Material for this exercise →
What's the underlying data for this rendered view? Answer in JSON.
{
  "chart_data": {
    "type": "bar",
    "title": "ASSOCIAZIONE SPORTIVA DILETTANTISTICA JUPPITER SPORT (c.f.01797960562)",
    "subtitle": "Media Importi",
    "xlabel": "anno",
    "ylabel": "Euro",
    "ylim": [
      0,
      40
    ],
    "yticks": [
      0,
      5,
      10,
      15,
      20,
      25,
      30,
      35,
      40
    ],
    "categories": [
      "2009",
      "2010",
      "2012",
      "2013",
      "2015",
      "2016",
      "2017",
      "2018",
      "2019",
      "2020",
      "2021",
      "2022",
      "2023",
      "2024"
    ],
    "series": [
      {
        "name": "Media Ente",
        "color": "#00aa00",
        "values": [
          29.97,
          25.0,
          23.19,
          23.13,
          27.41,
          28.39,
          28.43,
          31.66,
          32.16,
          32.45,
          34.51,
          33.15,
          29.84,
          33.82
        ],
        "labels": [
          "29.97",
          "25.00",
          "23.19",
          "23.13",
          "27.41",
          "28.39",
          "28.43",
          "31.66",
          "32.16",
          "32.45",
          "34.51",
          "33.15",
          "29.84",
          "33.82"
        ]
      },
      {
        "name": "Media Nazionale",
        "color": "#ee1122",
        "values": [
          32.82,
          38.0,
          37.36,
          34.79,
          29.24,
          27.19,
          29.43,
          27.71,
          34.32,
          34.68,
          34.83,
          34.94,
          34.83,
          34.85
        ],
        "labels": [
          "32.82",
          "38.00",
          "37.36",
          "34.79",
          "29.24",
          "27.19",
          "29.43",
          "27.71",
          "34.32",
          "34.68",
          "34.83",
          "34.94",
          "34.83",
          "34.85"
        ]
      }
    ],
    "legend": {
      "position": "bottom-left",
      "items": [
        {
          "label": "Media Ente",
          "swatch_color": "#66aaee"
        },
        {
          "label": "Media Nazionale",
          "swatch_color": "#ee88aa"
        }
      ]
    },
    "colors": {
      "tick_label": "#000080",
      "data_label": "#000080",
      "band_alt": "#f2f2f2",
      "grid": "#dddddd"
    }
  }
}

Brief → Exactly as shown above, return every record.

Answer for this exercise →
What's the underlying data for this rendered view? Answer in JSON.
{
  "chart_data": {
    "type": "bar",
    "title": "ASSOCIAZIONE SPORTIVA DILETTANTISTICA JUPPITER SPORT (c.f.01797960562)",
    "subtitle": "Media Importi",
    "xlabel": "anno",
    "ylabel": "Euro",
    "ylim": [
      0,
      40
    ],
    "yticks": [
      0,
      5,
      10,
      15,
      20,
      25,
      30,
      35,
      40
    ],
    "categories": [
      "2009",
      "2010",
      "2012",
      "2013",
      "2015",
      "2016",
      "2017",
      "2018",
      "2019",
      "2020",
      "2021",
      "2022",
      "2023",
      "2024"
    ],
    "series": [
      {
        "name": "Media Ente",
        "color": "#00aa00",
        "values": [
          29.97,
          25.0,
          23.19,
          23.13,
          27.41,
          28.39,
          28.43,
          31.66,
          32.16,
          32.45,
          34.51,
          33.15,
          29.84,
          33.82
        ],
        "labels": [
          "29.97",
          "25.00",
          "23.19",
          "23.13",
          "27.41",
          "28.39",
          "28.43",
          "31.66",
          "32.16",
          "32.45",
          "34.51",
          "33.15",
          "29.84",
          "33.82"
        ]
      },
      {
        "name": "Media Nazionale",
        "color": "#ee1122",
        "values": [
          32.82,
          38.0,
          37.36,
          34.79,
          29.24,
          27.19,
          29.43,
          27.71,
          34.32,
          34.68,
          34.83,
          34.94,
          34.83,
          34.85
        ],
        "labels": [
          "32.82",
          "38.00",
          "37.36",
          "34.79",
          "29.24",
          "27.19",
          "29.43",
          "27.71",
          "34.32",
          "34.68",
          "34.83",
          "34.94",
          "34.83",
          "34.85"
        ]
      }
    ],
    "legend": {
      "position": "bottom-left",
      "items": [
        {
          "label": "Media Ente",
          "swatch_color": "#66aaee"
        },
        {
          "label": "Media Nazionale",
          "swatch_color": "#ee88aa"
        }
      ]
    },
    "colors": {
      "tick_label": "#000080",
      "data_label": "#000080",
      "band_alt": "#f2f2f2",
      "grid": "#dddddd"
    }
  }
}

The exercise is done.